─── Raw data ───
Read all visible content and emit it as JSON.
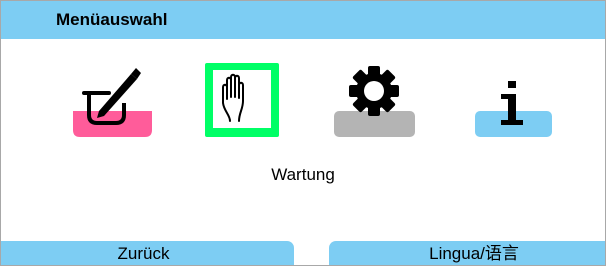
{
  "header": {
    "title": "Menüauswahl"
  },
  "menu": {
    "items": [
      {
        "name": "measurement",
        "icon": "beaker-pen-icon",
        "color": "#ff5c9a"
      },
      {
        "name": "maintenance",
        "icon": "hand-icon",
        "color": "#00ff66",
        "selected": true
      },
      {
        "name": "settings",
        "icon": "gear-icon",
        "color": "#b4b4b4"
      },
      {
        "name": "information",
        "icon": "info-icon",
        "color": "#7dcdf3"
      }
    ],
    "selected_label": "Wartung"
  },
  "softkeys": {
    "left_label": "Zurück",
    "right_label": "Lingua/语言"
  },
  "colors": {
    "accent": "#7dcdf3"
  }
}
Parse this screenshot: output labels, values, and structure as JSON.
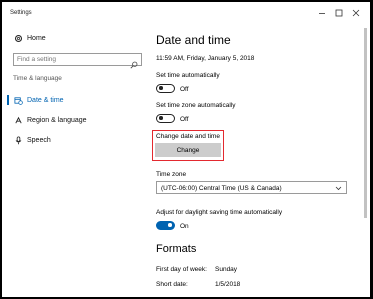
{
  "window": {
    "title": "Settings"
  },
  "sidebar": {
    "home_label": "Home",
    "search_placeholder": "Find a setting",
    "section_label": "Time & language",
    "items": [
      {
        "label": "Date & time",
        "icon": "calendar-clock-icon",
        "active": true
      },
      {
        "label": "Region & language",
        "icon": "language-icon",
        "active": false
      },
      {
        "label": "Speech",
        "icon": "microphone-icon",
        "active": false
      }
    ]
  },
  "main": {
    "title": "Date and time",
    "current_datetime": "11:59 AM, Friday, January 5, 2018",
    "set_time_auto": {
      "label": "Set time automatically",
      "state": "Off"
    },
    "set_timezone_auto": {
      "label": "Set time zone automatically",
      "state": "Off"
    },
    "change_date_time": {
      "label": "Change date and time",
      "button": "Change"
    },
    "time_zone": {
      "label": "Time zone",
      "value": "(UTC-06:00) Central Time (US & Canada)"
    },
    "daylight_saving": {
      "label": "Adjust for daylight saving time automatically",
      "state": "On"
    },
    "formats": {
      "title": "Formats",
      "rows": [
        {
          "label": "First day of week:",
          "value": "Sunday"
        },
        {
          "label": "Short date:",
          "value": "1/5/2018"
        }
      ]
    }
  },
  "colors": {
    "accent": "#0063b1",
    "highlight": "#e3292f"
  }
}
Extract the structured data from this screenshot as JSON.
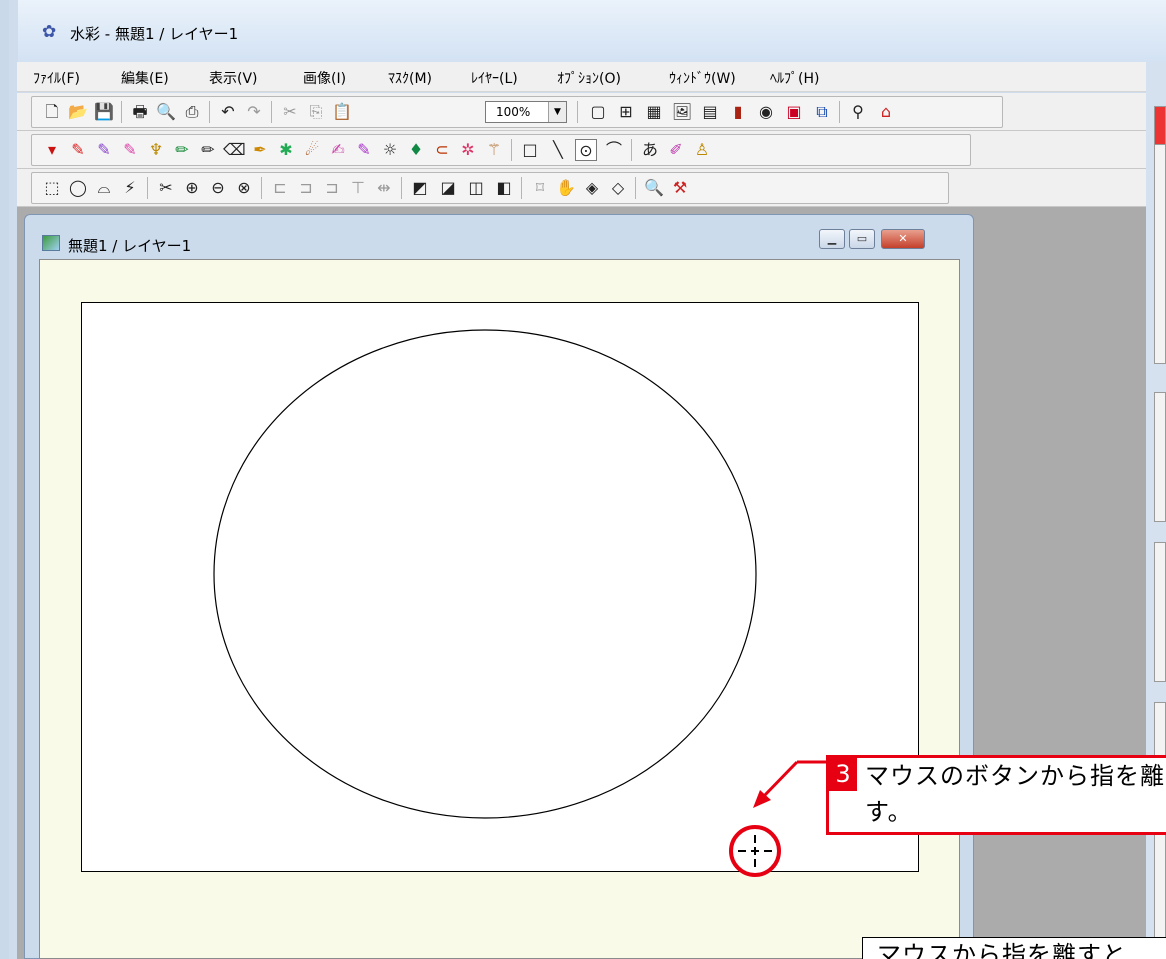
───
→ What the exercise asks
Filter the listing above by the word "automatically"; copy each line that passes.

→ The reply
      "label": "Set time automatically",
      "label": "Set time zone automatically",
      "label": "Adjust for daylight saving time automatically",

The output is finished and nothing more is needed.